- **Exercise details**: Any picture among the records should be left out, please; retype the rest exactly.
··· Records for the task
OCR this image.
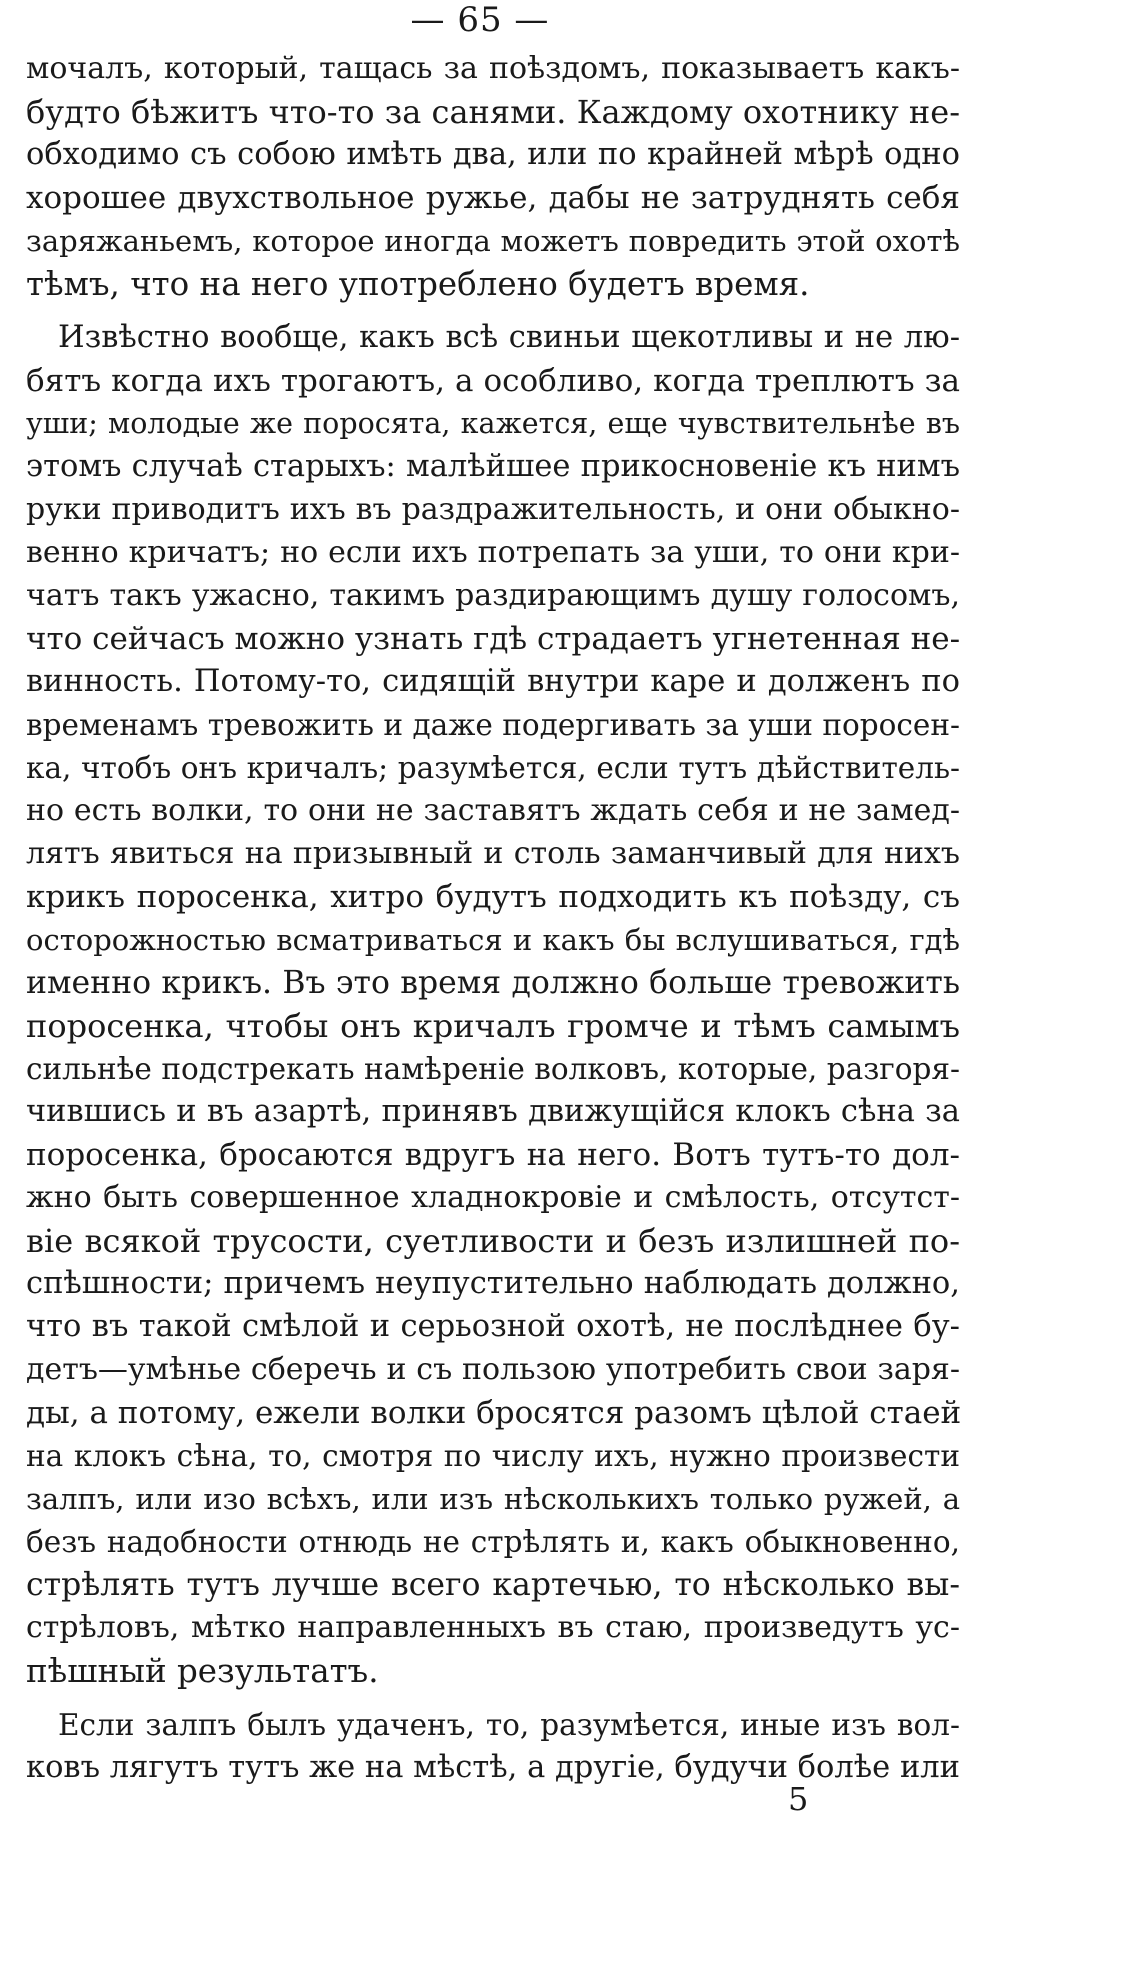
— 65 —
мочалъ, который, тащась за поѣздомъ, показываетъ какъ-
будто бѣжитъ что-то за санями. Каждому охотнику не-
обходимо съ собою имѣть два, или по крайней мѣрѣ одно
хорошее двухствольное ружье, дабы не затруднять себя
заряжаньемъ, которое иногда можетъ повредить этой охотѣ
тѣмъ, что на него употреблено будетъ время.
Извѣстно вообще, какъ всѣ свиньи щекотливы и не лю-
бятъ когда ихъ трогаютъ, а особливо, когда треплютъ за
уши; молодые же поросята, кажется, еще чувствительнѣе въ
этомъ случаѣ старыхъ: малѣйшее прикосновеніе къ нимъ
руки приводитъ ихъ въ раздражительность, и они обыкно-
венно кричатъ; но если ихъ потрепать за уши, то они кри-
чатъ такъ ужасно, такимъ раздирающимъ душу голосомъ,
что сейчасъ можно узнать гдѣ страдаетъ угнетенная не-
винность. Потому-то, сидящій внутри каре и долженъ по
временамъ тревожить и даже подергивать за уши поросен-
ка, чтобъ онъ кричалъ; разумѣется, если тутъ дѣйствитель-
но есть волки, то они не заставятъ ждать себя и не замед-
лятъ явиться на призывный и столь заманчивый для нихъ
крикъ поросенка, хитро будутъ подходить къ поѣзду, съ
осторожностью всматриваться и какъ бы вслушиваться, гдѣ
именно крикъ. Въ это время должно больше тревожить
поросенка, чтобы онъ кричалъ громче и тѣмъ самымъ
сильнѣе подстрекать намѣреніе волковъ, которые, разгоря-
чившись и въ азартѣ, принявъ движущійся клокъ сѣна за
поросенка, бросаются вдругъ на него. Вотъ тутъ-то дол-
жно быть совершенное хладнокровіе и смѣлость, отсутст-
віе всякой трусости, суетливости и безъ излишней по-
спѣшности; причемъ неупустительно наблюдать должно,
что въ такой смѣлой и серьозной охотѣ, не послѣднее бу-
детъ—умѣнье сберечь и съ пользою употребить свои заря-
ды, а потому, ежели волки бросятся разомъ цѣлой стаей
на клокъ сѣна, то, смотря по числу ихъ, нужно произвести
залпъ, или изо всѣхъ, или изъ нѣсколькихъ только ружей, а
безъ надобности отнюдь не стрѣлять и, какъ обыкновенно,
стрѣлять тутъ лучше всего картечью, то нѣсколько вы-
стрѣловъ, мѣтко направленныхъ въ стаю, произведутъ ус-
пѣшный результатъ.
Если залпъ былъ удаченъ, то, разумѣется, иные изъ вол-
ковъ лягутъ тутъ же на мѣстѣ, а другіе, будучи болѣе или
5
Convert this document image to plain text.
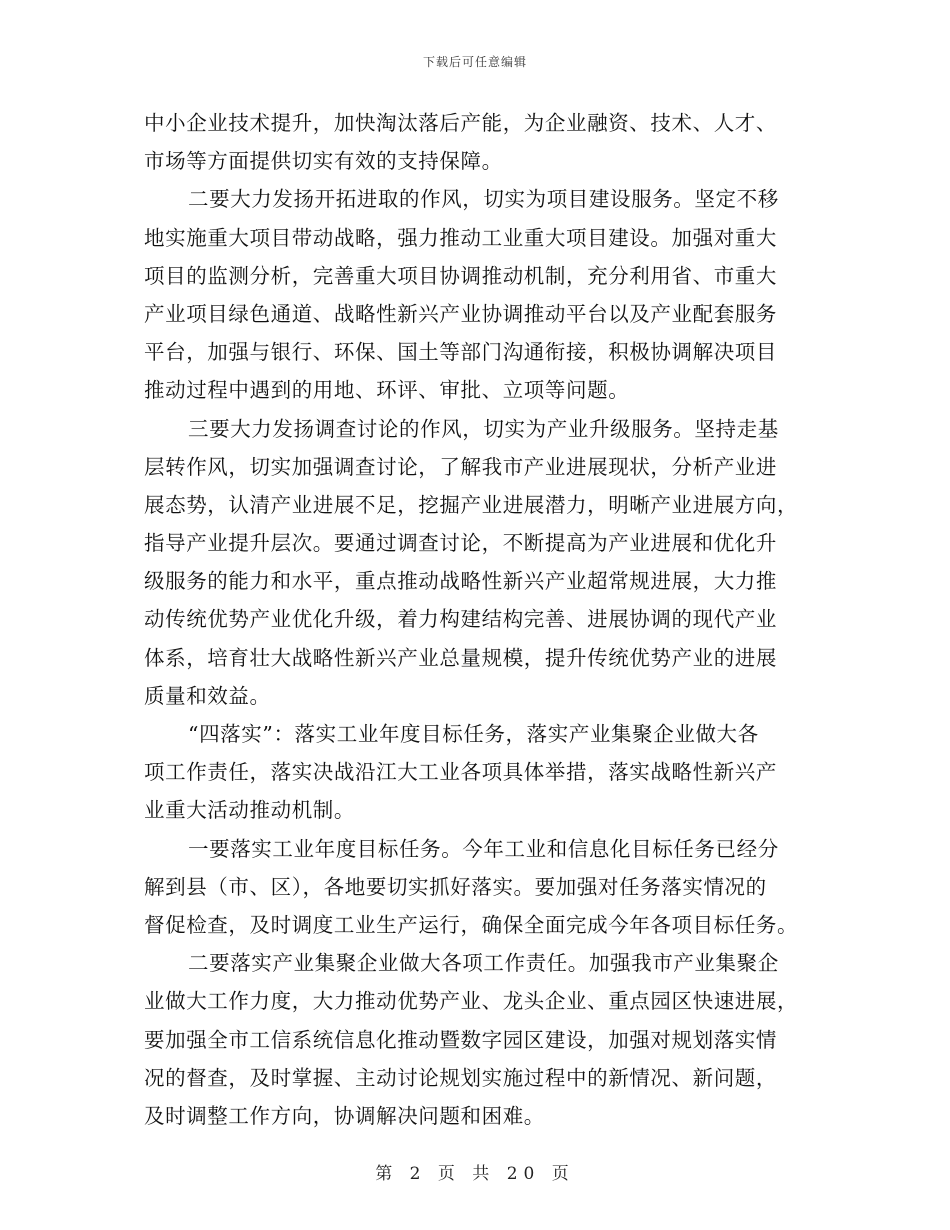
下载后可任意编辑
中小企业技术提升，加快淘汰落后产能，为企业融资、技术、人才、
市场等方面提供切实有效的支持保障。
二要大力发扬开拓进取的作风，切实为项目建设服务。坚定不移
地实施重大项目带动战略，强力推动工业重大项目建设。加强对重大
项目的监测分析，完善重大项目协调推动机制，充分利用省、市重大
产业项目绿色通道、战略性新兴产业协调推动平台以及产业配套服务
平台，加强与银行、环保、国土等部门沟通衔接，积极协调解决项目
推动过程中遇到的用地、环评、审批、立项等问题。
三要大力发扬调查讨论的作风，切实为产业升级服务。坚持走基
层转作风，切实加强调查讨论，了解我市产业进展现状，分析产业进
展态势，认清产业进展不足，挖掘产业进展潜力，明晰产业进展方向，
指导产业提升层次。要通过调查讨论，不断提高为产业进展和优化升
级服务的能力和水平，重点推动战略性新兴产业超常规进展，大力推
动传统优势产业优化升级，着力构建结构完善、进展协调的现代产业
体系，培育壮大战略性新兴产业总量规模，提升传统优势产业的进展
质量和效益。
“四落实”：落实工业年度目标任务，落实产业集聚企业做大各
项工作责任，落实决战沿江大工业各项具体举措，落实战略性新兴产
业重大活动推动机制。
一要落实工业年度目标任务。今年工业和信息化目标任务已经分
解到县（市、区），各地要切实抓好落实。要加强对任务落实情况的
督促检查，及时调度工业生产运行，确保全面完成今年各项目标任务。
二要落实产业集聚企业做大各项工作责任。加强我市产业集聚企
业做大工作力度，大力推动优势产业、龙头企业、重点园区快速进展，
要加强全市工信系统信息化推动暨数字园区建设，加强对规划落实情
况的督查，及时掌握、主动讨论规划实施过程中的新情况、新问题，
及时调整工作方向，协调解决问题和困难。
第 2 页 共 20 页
······
- **Result of this task**:
OCR this image.
— 65 —
мочалъ, который, тащась за поѣздомъ, показываетъ какъ-
будто бѣжитъ что-то за санями. Каждому охотнику не-
обходимо съ собою имѣть два, или по крайней мѣрѣ одно
хорошее двухствольное ружье, дабы не затруднять себя
заряжаньемъ, которое иногда можетъ повредить этой охотѣ
тѣмъ, что на него употреблено будетъ время.
Извѣстно вообще, какъ всѣ свиньи щекотливы и не лю-
бятъ когда ихъ трогаютъ, а особливо, когда треплютъ за
уши; молодые же поросята, кажется, еще чувствительнѣе въ
этомъ случаѣ старыхъ: малѣйшее прикосновеніе къ нимъ
руки приводитъ ихъ въ раздражительность, и они обыкно-
венно кричатъ; но если ихъ потрепать за уши, то они кри-
чатъ такъ ужасно, такимъ раздирающимъ душу голосомъ,
что сейчасъ можно узнать гдѣ страдаетъ угнетенная не-
винность. Потому-то, сидящій внутри каре и долженъ по
временамъ тревожить и даже подергивать за уши поросен-
ка, чтобъ онъ кричалъ; разумѣется, если тутъ дѣйствитель-
но есть волки, то они не заставятъ ждать себя и не замед-
лятъ явиться на призывный и столь заманчивый для нихъ
крикъ поросенка, хитро будутъ подходить къ поѣзду, съ
осторожностью всматриваться и какъ бы вслушиваться, гдѣ
именно крикъ. Въ это время должно больше тревожить
поросенка, чтобы онъ кричалъ громче и тѣмъ самымъ
сильнѣе подстрекать намѣреніе волковъ, которые, разгоря-
чившись и въ азартѣ, принявъ движущійся клокъ сѣна за
поросенка, бросаются вдругъ на него. Вотъ тутъ-то дол-
жно быть совершенное хладнокровіе и смѣлость, отсутст-
віе всякой трусости, суетливости и безъ излишней по-
спѣшности; причемъ неупустительно наблюдать должно,
что въ такой смѣлой и серьозной охотѣ, не послѣднее бу-
детъ—умѣнье сберечь и съ пользою употребить свои заря-
ды, а потому, ежели волки бросятся разомъ цѣлой стаей
на клокъ сѣна, то, смотря по числу ихъ, нужно произвести
залпъ, или изо всѣхъ, или изъ нѣсколькихъ только ружей, а
безъ надобности отнюдь не стрѣлять и, какъ обыкновенно,
стрѣлять тутъ лучше всего картечью, то нѣсколько вы-
стрѣловъ, мѣтко направленныхъ въ стаю, произведутъ ус-
пѣшный результатъ.
Если залпъ былъ удаченъ, то, разумѣется, иные изъ вол-
ковъ лягутъ тутъ же на мѣстѣ, а другіе, будучи болѣе или
5
Convert this document image to plain text.
下载后可任意编辑
中小企业技术提升，加快淘汰落后产能，为企业融资、技术、人才、
市场等方面提供切实有效的支持保障。
二要大力发扬开拓进取的作风，切实为项目建设服务。坚定不移
地实施重大项目带动战略，强力推动工业重大项目建设。加强对重大
项目的监测分析，完善重大项目协调推动机制，充分利用省、市重大
产业项目绿色通道、战略性新兴产业协调推动平台以及产业配套服务
平台，加强与银行、环保、国土等部门沟通衔接，积极协调解决项目
推动过程中遇到的用地、环评、审批、立项等问题。
三要大力发扬调查讨论的作风，切实为产业升级服务。坚持走基
层转作风，切实加强调查讨论，了解我市产业进展现状，分析产业进
展态势，认清产业进展不足，挖掘产业进展潜力，明晰产业进展方向，
指导产业提升层次。要通过调查讨论，不断提高为产业进展和优化升
级服务的能力和水平，重点推动战略性新兴产业超常规进展，大力推
动传统优势产业优化升级，着力构建结构完善、进展协调的现代产业
体系，培育壮大战略性新兴产业总量规模，提升传统优势产业的进展
质量和效益。
“四落实”：落实工业年度目标任务，落实产业集聚企业做大各
项工作责任，落实决战沿江大工业各项具体举措，落实战略性新兴产
业重大活动推动机制。
一要落实工业年度目标任务。今年工业和信息化目标任务已经分
解到县（市、区），各地要切实抓好落实。要加强对任务落实情况的
督促检查，及时调度工业生产运行，确保全面完成今年各项目标任务。
二要落实产业集聚企业做大各项工作责任。加强我市产业集聚企
业做大工作力度，大力推动优势产业、龙头企业、重点园区快速进展，
要加强全市工信系统信息化推动暨数字园区建设，加强对规划落实情
况的督查，及时掌握、主动讨论规划实施过程中的新情况、新问题，
及时调整工作方向，协调解决问题和困难。
第 2 页 共 20 页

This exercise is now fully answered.